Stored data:
+++

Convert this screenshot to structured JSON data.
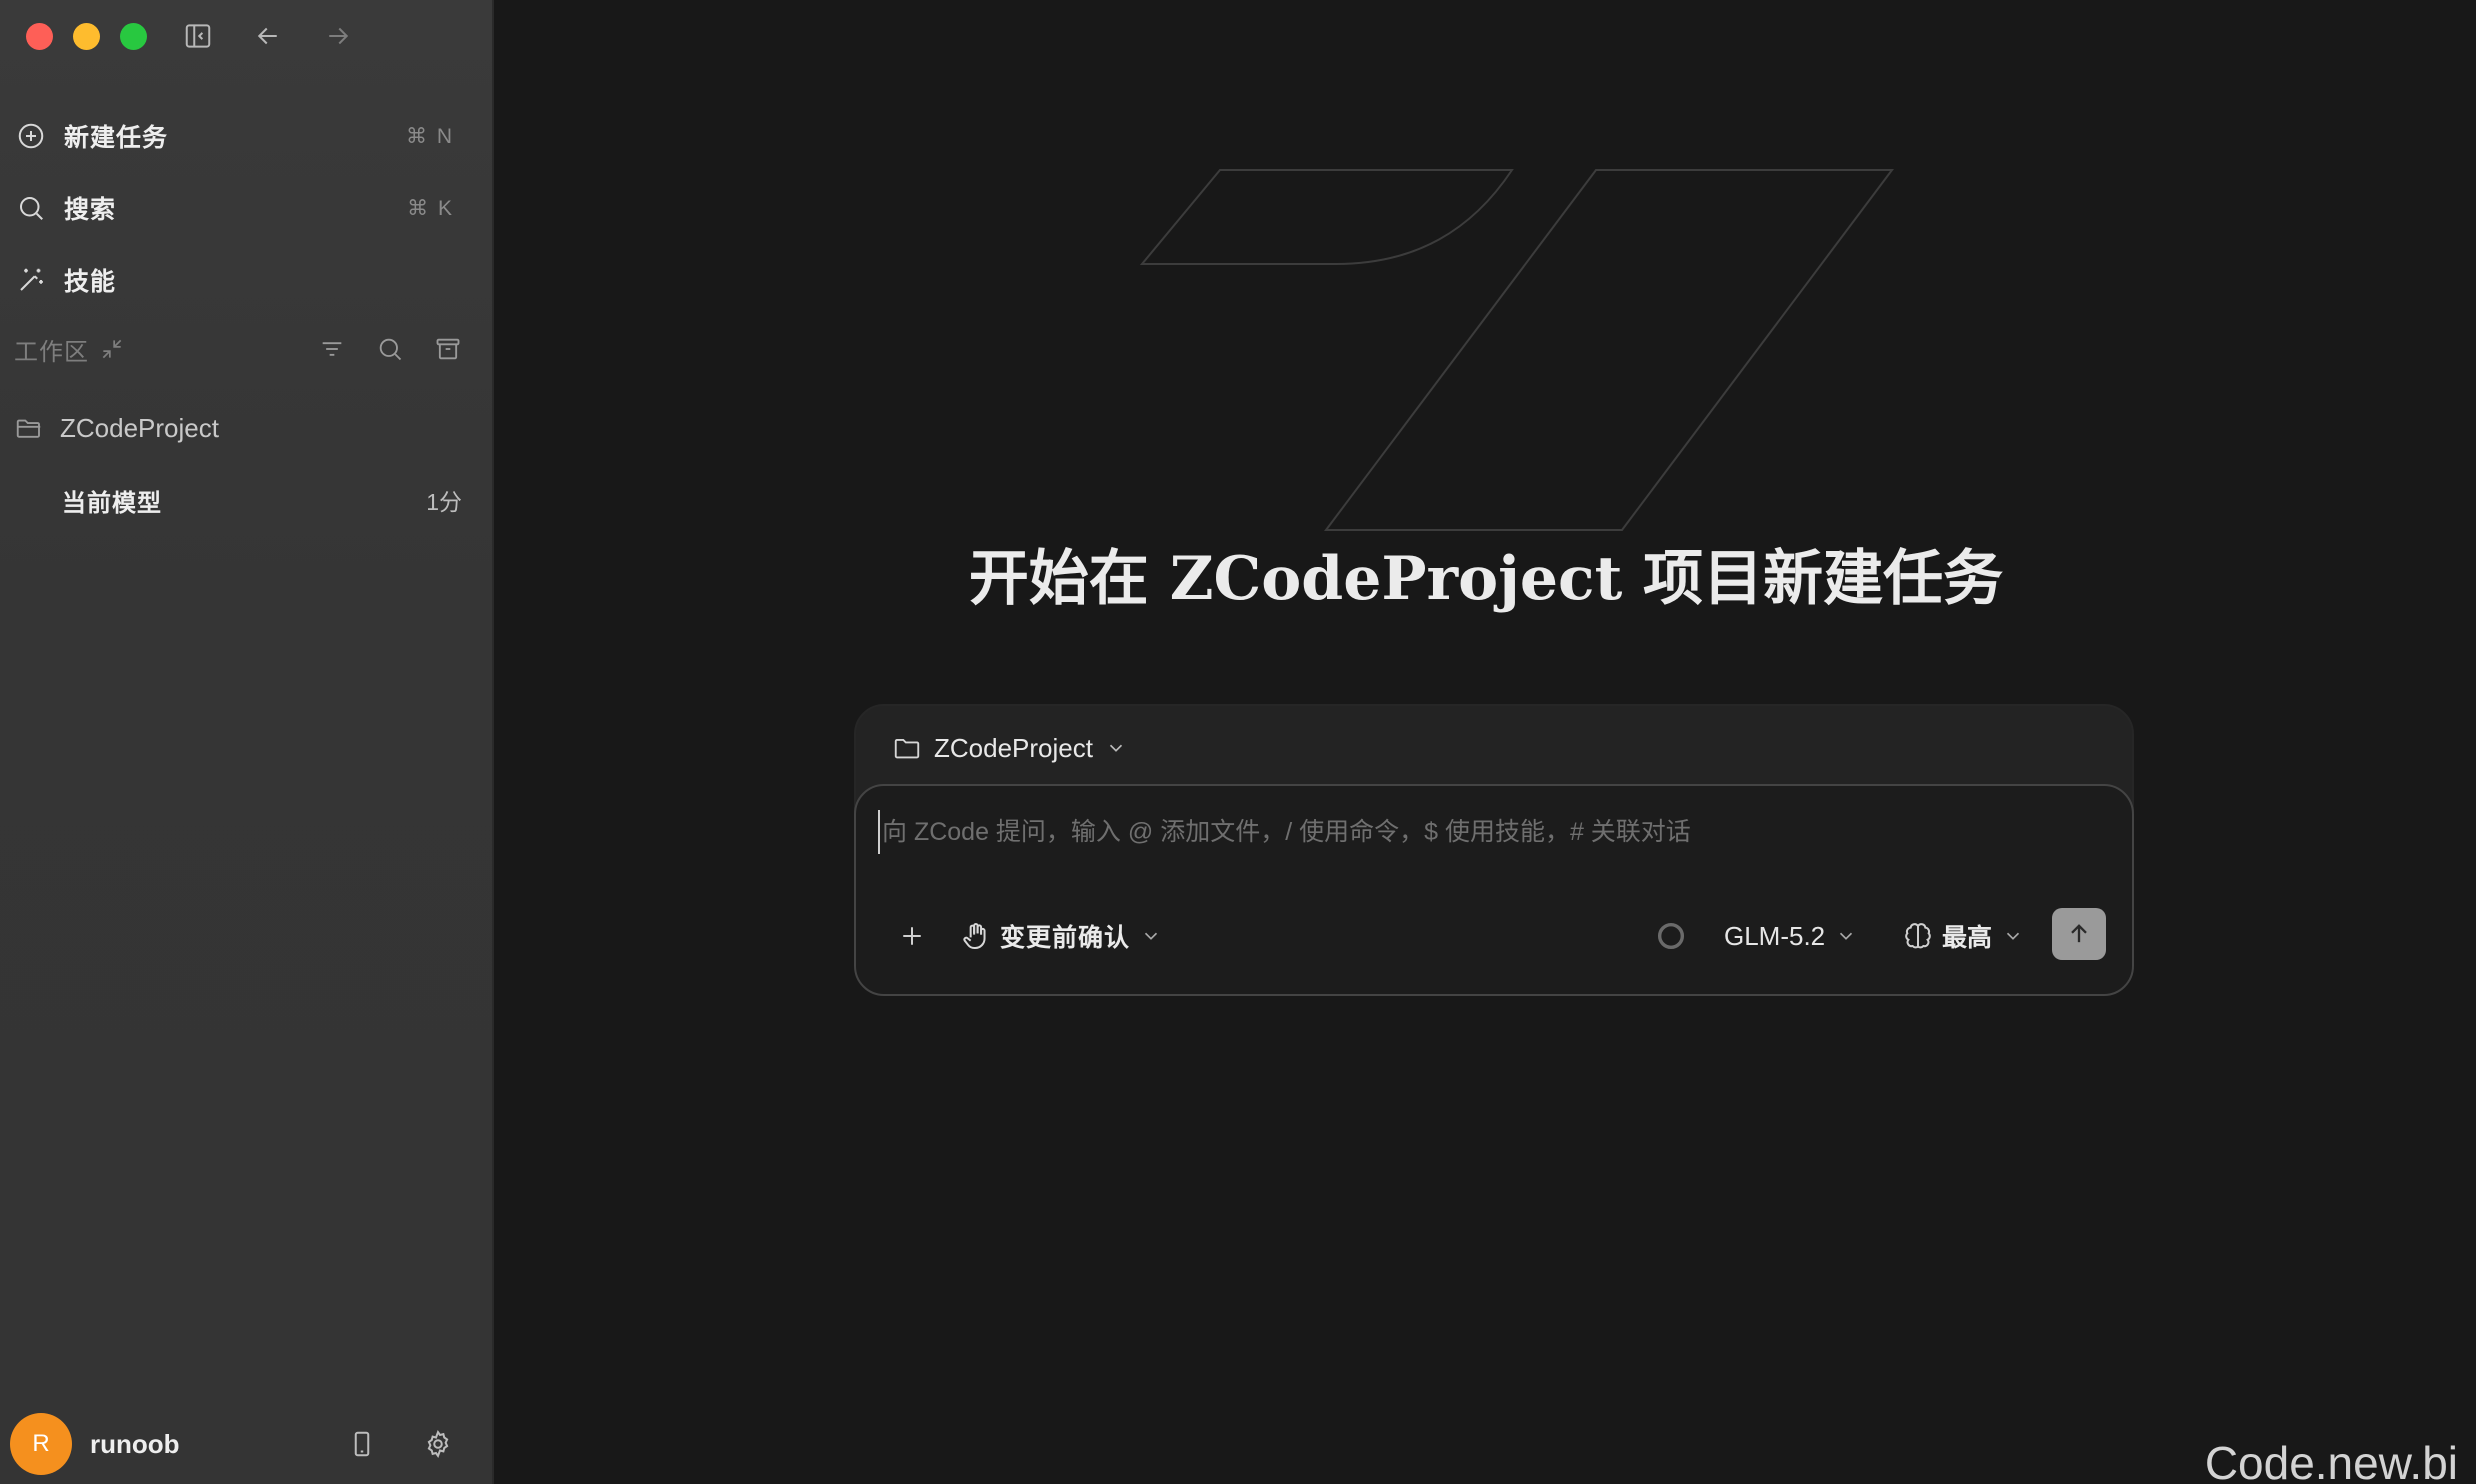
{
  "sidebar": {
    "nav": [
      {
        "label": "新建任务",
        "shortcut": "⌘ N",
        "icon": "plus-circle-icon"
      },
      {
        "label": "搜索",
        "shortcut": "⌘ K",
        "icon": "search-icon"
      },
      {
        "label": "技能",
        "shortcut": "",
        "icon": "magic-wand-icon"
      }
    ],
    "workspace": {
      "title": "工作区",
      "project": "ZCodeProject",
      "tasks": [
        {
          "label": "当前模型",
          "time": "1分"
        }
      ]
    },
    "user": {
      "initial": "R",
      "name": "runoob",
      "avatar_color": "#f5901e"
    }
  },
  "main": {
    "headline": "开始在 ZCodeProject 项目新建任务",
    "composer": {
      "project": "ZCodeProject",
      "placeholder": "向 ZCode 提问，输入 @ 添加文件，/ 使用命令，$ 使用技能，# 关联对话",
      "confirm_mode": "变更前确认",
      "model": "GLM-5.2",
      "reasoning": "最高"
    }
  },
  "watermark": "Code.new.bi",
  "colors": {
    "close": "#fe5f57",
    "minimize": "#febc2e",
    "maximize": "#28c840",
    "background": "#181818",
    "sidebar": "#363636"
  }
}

+++

» SET EXERCISE: Make an exact copy of all entries above, dropping the images.

» EXERCISE ANSWER:
Convert this screenshot to structured JSON data.
{
  "sidebar": {
    "nav": [
      {
        "label": "新建任务",
        "shortcut": "⌘ N",
        "icon": "plus-circle-icon"
      },
      {
        "label": "搜索",
        "shortcut": "⌘ K",
        "icon": "search-icon"
      },
      {
        "label": "技能",
        "shortcut": "",
        "icon": "magic-wand-icon"
      }
    ],
    "workspace": {
      "title": "工作区",
      "project": "ZCodeProject",
      "tasks": [
        {
          "label": "当前模型",
          "time": "1分"
        }
      ]
    },
    "user": {
      "initial": "R",
      "name": "runoob",
      "avatar_color": "#f5901e"
    }
  },
  "main": {
    "headline": "开始在 ZCodeProject 项目新建任务",
    "composer": {
      "project": "ZCodeProject",
      "placeholder": "向 ZCode 提问，输入 @ 添加文件，/ 使用命令，$ 使用技能，# 关联对话",
      "confirm_mode": "变更前确认",
      "model": "GLM-5.2",
      "reasoning": "最高"
    }
  },
  "watermark": "Code.new.bi",
  "colors": {
    "close": "#fe5f57",
    "minimize": "#febc2e",
    "maximize": "#28c840",
    "background": "#181818",
    "sidebar": "#363636"
  }
}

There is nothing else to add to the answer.